*Exercise*: Reproduce the listing verbatim.

— Begin The records —

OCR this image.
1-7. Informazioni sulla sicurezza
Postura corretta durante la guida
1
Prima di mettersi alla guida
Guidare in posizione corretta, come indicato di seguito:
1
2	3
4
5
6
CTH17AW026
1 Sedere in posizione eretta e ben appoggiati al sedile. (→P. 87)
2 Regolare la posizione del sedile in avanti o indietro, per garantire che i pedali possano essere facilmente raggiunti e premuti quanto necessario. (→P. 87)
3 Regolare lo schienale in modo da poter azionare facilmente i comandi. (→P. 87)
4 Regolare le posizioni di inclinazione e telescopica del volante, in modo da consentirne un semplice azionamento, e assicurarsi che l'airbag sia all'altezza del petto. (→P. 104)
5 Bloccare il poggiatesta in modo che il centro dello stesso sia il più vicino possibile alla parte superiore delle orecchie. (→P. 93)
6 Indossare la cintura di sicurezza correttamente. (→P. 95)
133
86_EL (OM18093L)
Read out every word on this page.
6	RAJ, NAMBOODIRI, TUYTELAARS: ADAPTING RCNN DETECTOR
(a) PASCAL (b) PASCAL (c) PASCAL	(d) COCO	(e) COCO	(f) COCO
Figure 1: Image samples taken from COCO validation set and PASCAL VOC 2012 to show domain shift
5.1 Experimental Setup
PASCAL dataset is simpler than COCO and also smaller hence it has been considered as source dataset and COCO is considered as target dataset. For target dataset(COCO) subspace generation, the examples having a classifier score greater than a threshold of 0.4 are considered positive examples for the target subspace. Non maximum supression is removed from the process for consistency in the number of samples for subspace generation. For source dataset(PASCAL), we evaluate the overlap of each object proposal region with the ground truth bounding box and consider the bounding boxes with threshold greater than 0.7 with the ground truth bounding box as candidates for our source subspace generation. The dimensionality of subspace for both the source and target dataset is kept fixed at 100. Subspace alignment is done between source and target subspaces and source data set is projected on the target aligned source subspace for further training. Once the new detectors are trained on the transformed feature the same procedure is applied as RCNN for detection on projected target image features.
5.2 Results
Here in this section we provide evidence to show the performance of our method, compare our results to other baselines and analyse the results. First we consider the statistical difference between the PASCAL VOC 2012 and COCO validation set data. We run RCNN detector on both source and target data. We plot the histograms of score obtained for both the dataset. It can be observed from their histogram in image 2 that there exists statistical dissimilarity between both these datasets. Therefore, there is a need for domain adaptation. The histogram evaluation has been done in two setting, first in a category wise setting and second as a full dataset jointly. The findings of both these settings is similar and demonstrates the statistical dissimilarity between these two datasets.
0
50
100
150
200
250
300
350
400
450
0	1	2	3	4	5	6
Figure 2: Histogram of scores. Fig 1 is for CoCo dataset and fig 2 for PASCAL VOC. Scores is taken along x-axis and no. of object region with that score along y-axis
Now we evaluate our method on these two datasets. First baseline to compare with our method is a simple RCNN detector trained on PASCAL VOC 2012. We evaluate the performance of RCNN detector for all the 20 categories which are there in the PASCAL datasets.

— End The records —

*Exercise result*:
OCR this image.
1-7. Informazioni sulla sicurezza
Postura corretta durante la guida
1
Prima di mettersi alla guida
Guidare in posizione corretta, come indicato di seguito:
1
2	3
4
5
6
CTH17AW026
1 Sedere in posizione eretta e ben appoggiati al sedile. (→P. 87)
2 Regolare la posizione del sedile in avanti o indietro, per garantire che i pedali possano essere facilmente raggiunti e premuti quanto necessario. (→P. 87)
3 Regolare lo schienale in modo da poter azionare facilmente i comandi. (→P. 87)
4 Regolare le posizioni di inclinazione e telescopica del volante, in modo da consentirne un semplice azionamento, e assicurarsi che l'airbag sia all'altezza del petto. (→P. 104)
5 Bloccare il poggiatesta in modo che il centro dello stesso sia il più vicino possibile alla parte superiore delle orecchie. (→P. 93)
6 Indossare la cintura di sicurezza correttamente. (→P. 95)
133
86_EL (OM18093L)
Read out every word on this page.
6	RAJ, NAMBOODIRI, TUYTELAARS: ADAPTING RCNN DETECTOR
(a) PASCAL (b) PASCAL (c) PASCAL	(d) COCO	(e) COCO	(f) COCO
Figure 1: Image samples taken from COCO validation set and PASCAL VOC 2012 to show domain shift
5.1 Experimental Setup
PASCAL dataset is simpler than COCO and also smaller hence it has been considered as source dataset and COCO is considered as target dataset. For target dataset(COCO) subspace generation, the examples having a classifier score greater than a threshold of 0.4 are considered positive examples for the target subspace. Non maximum supression is removed from the process for consistency in the number of samples for subspace generation. For source dataset(PASCAL), we evaluate the overlap of each object proposal region with the ground truth bounding box and consider the bounding boxes with threshold greater than 0.7 with the ground truth bounding box as candidates for our source subspace generation. The dimensionality of subspace for both the source and target dataset is kept fixed at 100. Subspace alignment is done between source and target subspaces and source data set is projected on the target aligned source subspace for further training. Once the new detectors are trained on the transformed feature the same procedure is applied as RCNN for detection on projected target image features.
5.2 Results
Here in this section we provide evidence to show the performance of our method, compare our results to other baselines and analyse the results. First we consider the statistical difference between the PASCAL VOC 2012 and COCO validation set data. We run RCNN detector on both source and target data. We plot the histograms of score obtained for both the dataset. It can be observed from their histogram in image 2 that there exists statistical dissimilarity between both these datasets. Therefore, there is a need for domain adaptation. The histogram evaluation has been done in two setting, first in a category wise setting and second as a full dataset jointly. The findings of both these settings is similar and demonstrates the statistical dissimilarity between these two datasets.
0
50
100
150
200
250
300
350
400
450
0	1	2	3	4	5	6
Figure 2: Histogram of scores. Fig 1 is for CoCo dataset and fig 2 for PASCAL VOC. Scores is taken along x-axis and no. of object region with that score along y-axis
Now we evaluate our method on these two datasets. First baseline to compare with our method is a simple RCNN detector trained on PASCAL VOC 2012. We evaluate the performance of RCNN detector for all the 20 categories which are there in the PASCAL datasets.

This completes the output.